# GIVEN REQUEST A:
Extract, word for word, the part of the opinion excerpt on Baywood's standing that runs from "American’s suggestion that" up to and including "must show reliance.".

# TEXT SHOWN:
In fact, Baywood was injured by American’s conduct. American gained a competitive advantage because it was willing to violate state law and thereby secure a place for itself on the City’s tow list. It is noteworthy that American does not challenge the trial court finding that this conduct constituted unfair competition. The City was another actor, but the harm suffered by Baywood “fairly can be traced” to American’s willingness to compete by violating the law. (Northeastern Fla. Chapter, Associated Gen. Contractors of America v. Jacksonville (1993) 508 U.S. 656, 663.) The result was that American continued to tow for the City, while Baywood was removed from the City’s tow list and lost 95 percent of its towing business. The tows that would have gone to Baywood were allocated to American and another competitor, Dion’s Downtown Towing.
American’s suggestion that Baywood failed to show “reliance” is not persuasive. The cited case discusses the reliance concept in relation to a claim based on false or misleading advertising (Laster v. T-Mobile USA, Inc. (S.D. Cal. 2005) 407 F.Supp.2d 1181, 1194), whereas this case is based on American’s unfair competition in contracting to violate the law. We need not determine whether plaintiffs asserting claims based on false or misleading advertising must show reliance.
Baywood has standing under Business and Professions Code section 17204.
We need not consider Baywood’s arguments that it also has taxpayer and citizen standing.

# GIVEN REQUEST B:
Copy the entries below without changes, from the line with "category-label: Călărași xyxy=(123,604,169,618)" up to and including the line with "map-bucharest xyxy=(816,372,846,400)".

# ROWS:
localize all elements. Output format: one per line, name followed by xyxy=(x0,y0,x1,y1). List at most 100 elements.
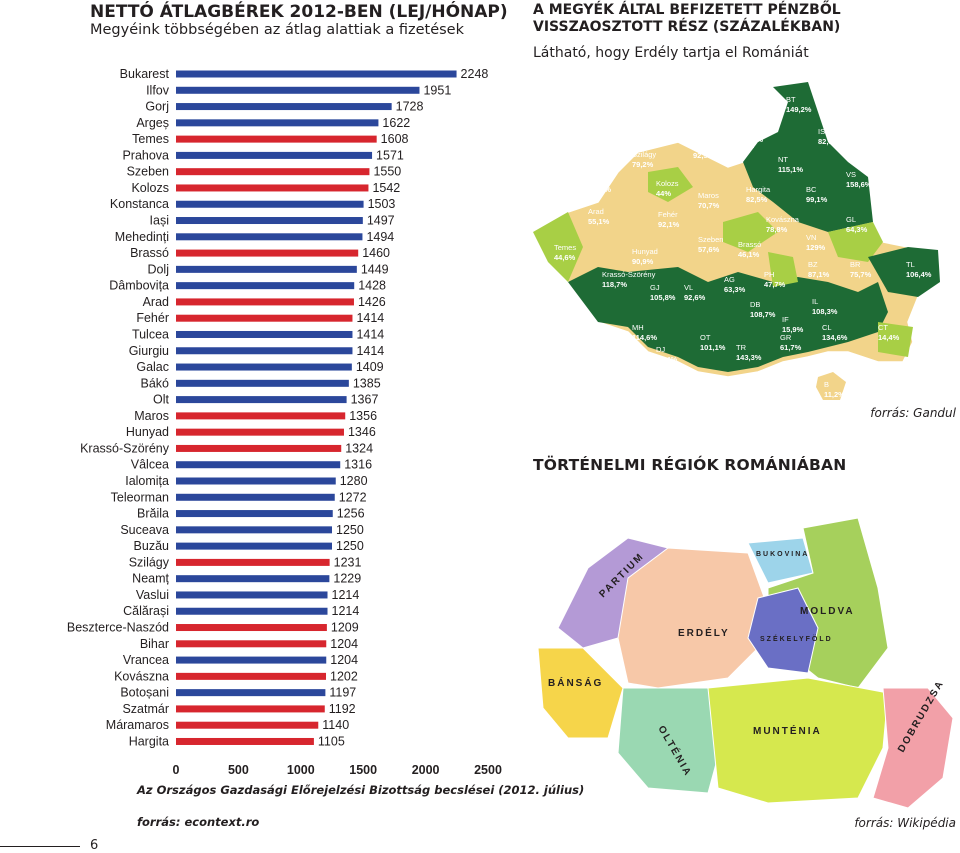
category-label: Călărași xyxy=(123,604,169,618)
value-label: 1214 xyxy=(332,588,360,602)
county-name: CT xyxy=(878,323,888,332)
county-name: Brassó xyxy=(738,240,761,249)
bar xyxy=(176,330,353,338)
category-label: Teleorman xyxy=(111,490,169,504)
bar xyxy=(176,363,352,371)
regions-source: forrás: Wikipédia xyxy=(854,816,956,830)
county-value: 82,8% xyxy=(818,137,840,146)
county-value: 44% xyxy=(656,189,671,198)
county-value: 108,7% xyxy=(750,310,776,319)
county-value: 11,2% xyxy=(824,390,845,399)
county-value: 115,1% xyxy=(778,165,803,174)
map-bucharest xyxy=(816,372,846,400)
category-label: Vrancea xyxy=(123,653,169,667)
county-value: 70,7% xyxy=(698,201,720,210)
bar xyxy=(176,103,392,111)
region-erdely xyxy=(617,547,769,689)
county-name: Krassó-Szörény xyxy=(602,270,656,279)
x-tick-label: 500 xyxy=(228,763,249,777)
county-value: 92,6% xyxy=(684,293,706,302)
map-light-1 xyxy=(533,212,583,282)
value-label: 1250 xyxy=(336,523,364,537)
value-label: 1728 xyxy=(396,100,424,114)
value-label: 1542 xyxy=(372,181,400,195)
county-name: Maros xyxy=(698,191,719,200)
value-label: 1209 xyxy=(331,621,359,635)
bar xyxy=(176,200,364,208)
county-name: AG xyxy=(724,275,735,284)
category-label: Buzău xyxy=(134,539,169,553)
map-southwest-green xyxy=(568,267,628,327)
bar xyxy=(176,184,369,192)
region-label: SZÉKELYFÖLD xyxy=(760,634,833,643)
x-tick-label: 1000 xyxy=(287,763,315,777)
bar xyxy=(176,86,420,94)
county-name: OT xyxy=(700,333,711,342)
region-label: ERDÉLY xyxy=(678,626,730,639)
region-szekelyfold xyxy=(747,587,819,674)
county-value: 90,9% xyxy=(632,257,654,266)
category-label: Galac xyxy=(136,360,169,374)
chart-subtitle: Megyéink többségében az átlag alattiak a… xyxy=(90,22,464,38)
county-name: Szatmár xyxy=(623,125,651,134)
county-value: 87,1% xyxy=(808,270,830,279)
county-value: 78,8% xyxy=(766,225,788,234)
category-label: Bákó xyxy=(141,376,170,390)
category-label: Szeben xyxy=(127,165,169,179)
county-value: 143,3% xyxy=(736,353,762,362)
bar xyxy=(176,607,328,615)
county-name: Fehér xyxy=(658,210,678,219)
county-name: BZ xyxy=(808,260,818,269)
county-name: TL xyxy=(906,260,915,269)
county-value: 92,1% xyxy=(658,220,680,229)
category-label: Ialomița xyxy=(125,474,169,488)
county-name: Bihar xyxy=(596,175,614,184)
category-label: Brassó xyxy=(130,246,169,260)
category-label: Suceava xyxy=(120,523,169,537)
county-name: Szeben xyxy=(698,235,723,244)
county-name: Hargita xyxy=(746,185,771,194)
value-label: 1229 xyxy=(333,572,361,586)
county-value: 105,8% xyxy=(650,293,676,302)
county-name: B xyxy=(824,380,829,389)
category-label: Hunyad xyxy=(126,425,169,439)
bar xyxy=(176,591,328,599)
value-label: 1105 xyxy=(318,734,345,748)
county-value: 47,7% xyxy=(764,280,786,289)
category-label: Beszterce-Naszód xyxy=(67,621,169,635)
map-light-5 xyxy=(878,322,913,357)
value-label: 1280 xyxy=(340,474,368,488)
county-value: 99,1% xyxy=(806,195,828,204)
category-label: Krassó-Szörény xyxy=(80,441,170,455)
category-label: Tulcea xyxy=(132,327,169,341)
county-value: 65% xyxy=(596,185,611,194)
bar xyxy=(176,347,353,355)
category-label: Szatmár xyxy=(122,702,169,716)
category-label: Brăila xyxy=(137,507,169,521)
bar xyxy=(176,558,330,566)
county-value: 134,6% xyxy=(822,333,848,342)
bar xyxy=(176,396,347,404)
category-label: Maros xyxy=(134,409,169,423)
county-name: DJ xyxy=(656,345,665,354)
county-name: Kovászna xyxy=(766,215,800,224)
value-label: 1494 xyxy=(366,230,394,244)
bar xyxy=(176,656,327,664)
county-name: Arad xyxy=(588,207,604,216)
map-source: forrás: Gandul xyxy=(870,406,956,420)
bar xyxy=(176,428,344,436)
category-label: Bukarest xyxy=(120,67,170,81)
county-value: 158,6% xyxy=(846,180,872,189)
county-value: 79,2% xyxy=(632,160,654,169)
county-name: CL xyxy=(822,323,832,332)
category-label: Vaslui xyxy=(136,588,169,602)
map-south-green xyxy=(628,267,888,372)
category-label: Prahova xyxy=(122,148,169,162)
county-value: 44,6% xyxy=(554,253,576,262)
bar xyxy=(176,721,319,729)
category-label: Kolozs xyxy=(131,181,169,195)
bar xyxy=(176,542,332,550)
value-label: 1951 xyxy=(423,83,451,97)
category-label: Argeș xyxy=(136,116,169,130)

# COMPLETE RESPONSE A:
American’s suggestion that Baywood failed to show “reliance” is not persuasive. The cited case discusses the reliance concept in relation to a claim based on false or misleading advertising (Laster v. T-Mobile USA, Inc. (S.D. Cal. 2005) 407 F.Supp.2d 1181, 1194), whereas this case is based on American’s unfair competition in contracting to violate the law. We need not determine whether plaintiffs asserting claims based on false or misleading advertising must show reliance.

# COMPLETE RESPONSE B:
category-label: Călărași xyxy=(123,604,169,618)
value-label: 1214 xyxy=(332,588,360,602)
county-name: CT xyxy=(878,323,888,332)
county-name: Brassó xyxy=(738,240,761,249)
bar xyxy=(176,330,353,338)
category-label: Teleorman xyxy=(111,490,169,504)
bar xyxy=(176,363,352,371)
regions-source: forrás: Wikipédia xyxy=(854,816,956,830)
county-value: 82,8% xyxy=(818,137,840,146)
county-value: 44% xyxy=(656,189,671,198)
county-value: 108,7% xyxy=(750,310,776,319)
county-value: 11,2% xyxy=(824,390,845,399)
county-value: 115,1% xyxy=(778,165,803,174)
map-bucharest xyxy=(816,372,846,400)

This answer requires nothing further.